• _DATA ROWS_:
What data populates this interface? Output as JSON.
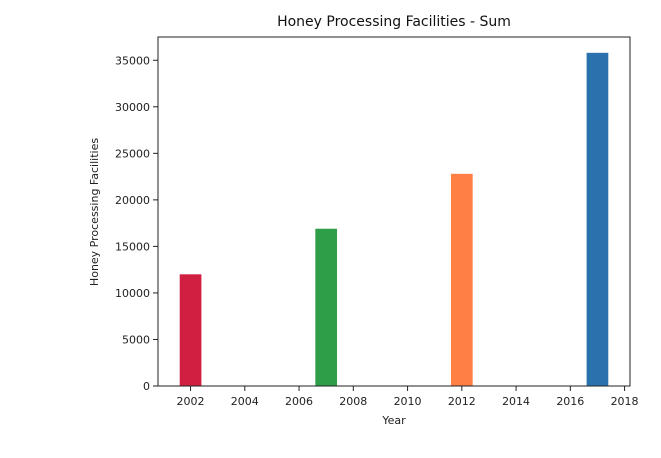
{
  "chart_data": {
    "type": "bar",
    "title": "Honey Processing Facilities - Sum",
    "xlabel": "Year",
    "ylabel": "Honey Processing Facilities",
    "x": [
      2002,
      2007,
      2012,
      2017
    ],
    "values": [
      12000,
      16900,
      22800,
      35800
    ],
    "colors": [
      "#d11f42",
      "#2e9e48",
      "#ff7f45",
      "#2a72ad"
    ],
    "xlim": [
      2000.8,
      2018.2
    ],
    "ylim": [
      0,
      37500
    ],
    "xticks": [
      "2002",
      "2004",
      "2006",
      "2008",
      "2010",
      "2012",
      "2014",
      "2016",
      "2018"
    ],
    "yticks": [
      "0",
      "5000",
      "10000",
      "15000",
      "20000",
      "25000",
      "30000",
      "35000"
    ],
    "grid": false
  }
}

--

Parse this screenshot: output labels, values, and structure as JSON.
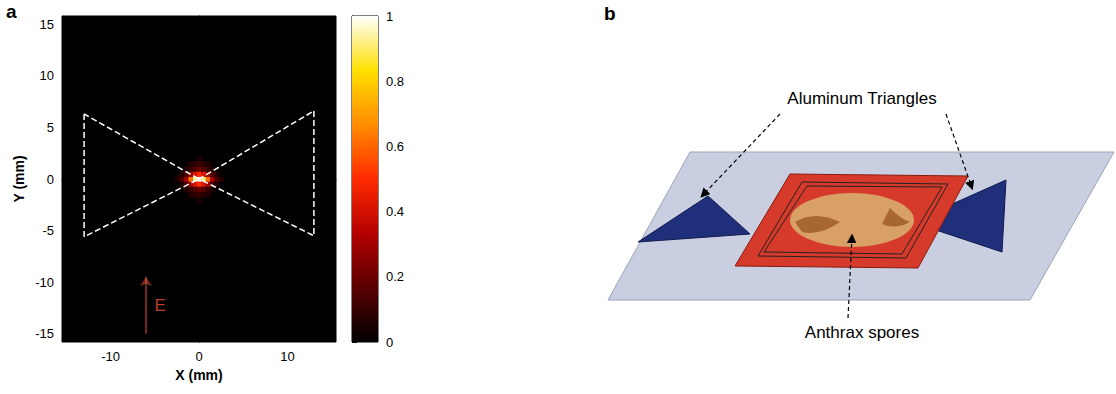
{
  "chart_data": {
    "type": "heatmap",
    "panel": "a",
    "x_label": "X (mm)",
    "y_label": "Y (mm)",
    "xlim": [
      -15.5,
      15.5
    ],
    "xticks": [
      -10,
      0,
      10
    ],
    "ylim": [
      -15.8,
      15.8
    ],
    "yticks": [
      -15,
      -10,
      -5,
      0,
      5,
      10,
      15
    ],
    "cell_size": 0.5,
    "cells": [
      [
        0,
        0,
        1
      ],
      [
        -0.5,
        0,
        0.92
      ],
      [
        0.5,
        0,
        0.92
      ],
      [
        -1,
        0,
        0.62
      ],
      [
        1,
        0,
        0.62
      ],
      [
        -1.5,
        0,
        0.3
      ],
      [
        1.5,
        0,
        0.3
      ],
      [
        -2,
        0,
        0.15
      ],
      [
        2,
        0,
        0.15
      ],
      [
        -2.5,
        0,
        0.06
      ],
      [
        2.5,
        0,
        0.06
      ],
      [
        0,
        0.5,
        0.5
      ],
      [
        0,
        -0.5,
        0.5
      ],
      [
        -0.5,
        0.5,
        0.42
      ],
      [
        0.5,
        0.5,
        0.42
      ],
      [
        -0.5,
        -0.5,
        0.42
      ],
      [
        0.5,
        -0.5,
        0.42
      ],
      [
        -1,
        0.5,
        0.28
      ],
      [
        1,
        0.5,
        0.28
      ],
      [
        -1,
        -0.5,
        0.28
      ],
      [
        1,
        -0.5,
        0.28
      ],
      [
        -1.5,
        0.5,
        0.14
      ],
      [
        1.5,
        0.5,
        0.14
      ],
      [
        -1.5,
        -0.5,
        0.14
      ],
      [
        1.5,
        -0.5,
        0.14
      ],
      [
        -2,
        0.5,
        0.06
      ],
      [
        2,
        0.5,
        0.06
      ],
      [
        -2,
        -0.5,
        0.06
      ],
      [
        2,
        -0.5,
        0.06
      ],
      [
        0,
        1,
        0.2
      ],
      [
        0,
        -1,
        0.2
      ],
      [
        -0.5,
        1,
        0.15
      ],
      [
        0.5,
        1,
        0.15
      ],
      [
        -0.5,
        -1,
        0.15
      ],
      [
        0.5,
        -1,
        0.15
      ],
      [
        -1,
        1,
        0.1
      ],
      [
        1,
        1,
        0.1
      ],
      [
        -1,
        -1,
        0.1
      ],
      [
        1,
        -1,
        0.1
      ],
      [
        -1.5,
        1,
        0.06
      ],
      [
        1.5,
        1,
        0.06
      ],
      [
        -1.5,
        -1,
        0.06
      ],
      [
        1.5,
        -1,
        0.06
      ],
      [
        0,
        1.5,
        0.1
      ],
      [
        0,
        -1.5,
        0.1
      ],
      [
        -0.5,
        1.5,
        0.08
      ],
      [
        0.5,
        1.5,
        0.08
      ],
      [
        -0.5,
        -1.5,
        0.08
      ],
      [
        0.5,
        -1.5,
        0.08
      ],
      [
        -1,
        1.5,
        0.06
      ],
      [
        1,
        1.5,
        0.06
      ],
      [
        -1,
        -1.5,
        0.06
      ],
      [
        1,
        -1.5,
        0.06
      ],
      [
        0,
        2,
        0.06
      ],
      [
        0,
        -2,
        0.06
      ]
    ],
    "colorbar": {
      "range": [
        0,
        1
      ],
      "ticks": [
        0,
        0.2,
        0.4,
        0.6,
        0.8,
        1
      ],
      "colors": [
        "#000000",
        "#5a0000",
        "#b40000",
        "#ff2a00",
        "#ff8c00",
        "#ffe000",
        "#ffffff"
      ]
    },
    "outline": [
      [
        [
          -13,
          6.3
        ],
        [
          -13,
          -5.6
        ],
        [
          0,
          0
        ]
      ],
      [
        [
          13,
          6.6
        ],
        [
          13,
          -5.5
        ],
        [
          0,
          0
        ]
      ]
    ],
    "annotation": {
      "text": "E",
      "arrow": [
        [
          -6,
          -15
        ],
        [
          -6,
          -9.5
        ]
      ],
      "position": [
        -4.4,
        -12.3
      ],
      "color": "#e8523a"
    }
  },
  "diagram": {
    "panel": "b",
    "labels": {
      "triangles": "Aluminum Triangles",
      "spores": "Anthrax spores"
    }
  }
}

• _THE TASK_:
In the records above, find each line that holds the word "values"; copy all such lines.

• _FINISHED ANSWER_:
    "values": [
Parse this screenshot: output labels, values, and structure as JSON.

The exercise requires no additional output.